Work to complete :: Word for word, copy all the data and drop the pictures.

Given data ::
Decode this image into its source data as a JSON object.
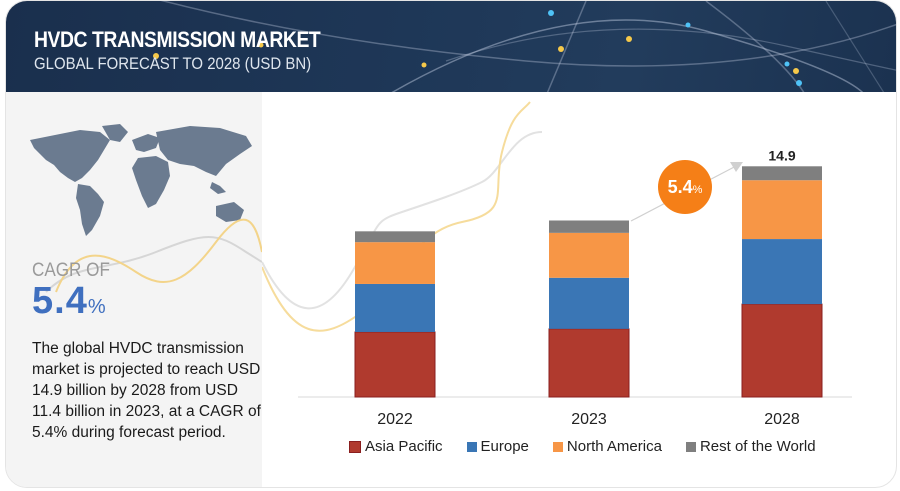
{
  "header": {
    "title": "HVDC TRANSMISSION MARKET",
    "subtitle": "GLOBAL FORECAST TO 2028 (USD BN)"
  },
  "summary": {
    "cagr_label": "CAGR OF",
    "cagr_value": "5.4",
    "cagr_unit": "%",
    "description": "The global HVDC transmission market is projected to reach USD 14.9 billion by 2028 from USD 11.4 billion in 2023, at a CAGR of 5.4% during forecast period."
  },
  "growth_bubble": {
    "value": "5.4",
    "unit": "%"
  },
  "colors": {
    "asia_pacific": "#b03a2e",
    "europe": "#3a76b5",
    "north_america": "#f79646",
    "rest_of_world": "#7f7f7f",
    "bubble": "#f57f17",
    "cagr_text": "#3f6fbf"
  },
  "chart_data": {
    "type": "bar",
    "stacked": true,
    "title": "HVDC TRANSMISSION MARKET",
    "subtitle": "GLOBAL FORECAST TO 2028 (USD BN)",
    "xlabel": "",
    "ylabel": "",
    "categories": [
      "2022",
      "2023",
      "2028"
    ],
    "series": [
      {
        "name": "Asia Pacific",
        "color": "#b03a2e",
        "values": [
          4.2,
          4.4,
          6.0
        ]
      },
      {
        "name": "Europe",
        "color": "#3a76b5",
        "values": [
          3.1,
          3.3,
          4.2
        ]
      },
      {
        "name": "North America",
        "color": "#f79646",
        "values": [
          2.7,
          2.9,
          3.8
        ]
      },
      {
        "name": "Rest of the World",
        "color": "#7f7f7f",
        "values": [
          0.7,
          0.8,
          0.9
        ]
      }
    ],
    "totals": [
      10.7,
      11.4,
      14.9
    ],
    "data_labels": [
      null,
      null,
      "14.9"
    ],
    "ylim": [
      0,
      15.5
    ],
    "grid": false,
    "legend_position": "bottom",
    "annotation": {
      "text": "5.4%",
      "label": "CAGR",
      "from": "2023",
      "to": "2028"
    }
  }
}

The reply ::
Decode this image into its source data as a JSON object.
{
  "header": {
    "title": "HVDC TRANSMISSION MARKET",
    "subtitle": "GLOBAL FORECAST TO 2028 (USD BN)"
  },
  "summary": {
    "cagr_label": "CAGR OF",
    "cagr_value": "5.4",
    "cagr_unit": "%",
    "description": "The global HVDC transmission market is projected to reach USD 14.9 billion by 2028 from USD 11.4 billion in 2023, at a CAGR of 5.4% during forecast period."
  },
  "growth_bubble": {
    "value": "5.4",
    "unit": "%"
  },
  "colors": {
    "asia_pacific": "#b03a2e",
    "europe": "#3a76b5",
    "north_america": "#f79646",
    "rest_of_world": "#7f7f7f",
    "bubble": "#f57f17",
    "cagr_text": "#3f6fbf"
  },
  "chart_data": {
    "type": "bar",
    "stacked": true,
    "title": "HVDC TRANSMISSION MARKET",
    "subtitle": "GLOBAL FORECAST TO 2028 (USD BN)",
    "xlabel": "",
    "ylabel": "",
    "categories": [
      "2022",
      "2023",
      "2028"
    ],
    "series": [
      {
        "name": "Asia Pacific",
        "color": "#b03a2e",
        "values": [
          4.2,
          4.4,
          6.0
        ]
      },
      {
        "name": "Europe",
        "color": "#3a76b5",
        "values": [
          3.1,
          3.3,
          4.2
        ]
      },
      {
        "name": "North America",
        "color": "#f79646",
        "values": [
          2.7,
          2.9,
          3.8
        ]
      },
      {
        "name": "Rest of the World",
        "color": "#7f7f7f",
        "values": [
          0.7,
          0.8,
          0.9
        ]
      }
    ],
    "totals": [
      10.7,
      11.4,
      14.9
    ],
    "data_labels": [
      null,
      null,
      "14.9"
    ],
    "ylim": [
      0,
      15.5
    ],
    "grid": false,
    "legend_position": "bottom",
    "annotation": {
      "text": "5.4%",
      "label": "CAGR",
      "from": "2023",
      "to": "2028"
    }
  }
}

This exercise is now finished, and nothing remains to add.